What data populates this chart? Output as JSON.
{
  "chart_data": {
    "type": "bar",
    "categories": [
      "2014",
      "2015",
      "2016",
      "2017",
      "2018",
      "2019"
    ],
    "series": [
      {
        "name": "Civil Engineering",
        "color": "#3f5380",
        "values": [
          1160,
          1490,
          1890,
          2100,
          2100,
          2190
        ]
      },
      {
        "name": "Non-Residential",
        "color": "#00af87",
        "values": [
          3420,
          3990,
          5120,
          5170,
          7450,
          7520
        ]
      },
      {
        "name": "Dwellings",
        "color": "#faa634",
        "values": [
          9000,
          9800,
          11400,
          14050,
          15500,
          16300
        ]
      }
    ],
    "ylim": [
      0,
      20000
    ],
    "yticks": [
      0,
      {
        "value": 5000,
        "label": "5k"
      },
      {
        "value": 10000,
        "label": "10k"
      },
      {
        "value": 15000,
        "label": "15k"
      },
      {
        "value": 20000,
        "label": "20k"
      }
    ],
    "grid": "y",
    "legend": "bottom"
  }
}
---*---
WHAT IS BEING ASKED
Repeat all of the records above exactly as they appear.

COMPLETED TASK
What data populates this chart? Output as JSON.
{
  "chart_data": {
    "type": "bar",
    "categories": [
      "2014",
      "2015",
      "2016",
      "2017",
      "2018",
      "2019"
    ],
    "series": [
      {
        "name": "Civil Engineering",
        "color": "#3f5380",
        "values": [
          1160,
          1490,
          1890,
          2100,
          2100,
          2190
        ]
      },
      {
        "name": "Non-Residential",
        "color": "#00af87",
        "values": [
          3420,
          3990,
          5120,
          5170,
          7450,
          7520
        ]
      },
      {
        "name": "Dwellings",
        "color": "#faa634",
        "values": [
          9000,
          9800,
          11400,
          14050,
          15500,
          16300
        ]
      }
    ],
    "ylim": [
      0,
      20000
    ],
    "yticks": [
      0,
      {
        "value": 5000,
        "label": "5k"
      },
      {
        "value": 10000,
        "label": "10k"
      },
      {
        "value": 15000,
        "label": "15k"
      },
      {
        "value": 20000,
        "label": "20k"
      }
    ],
    "grid": "y",
    "legend": "bottom"
  }
}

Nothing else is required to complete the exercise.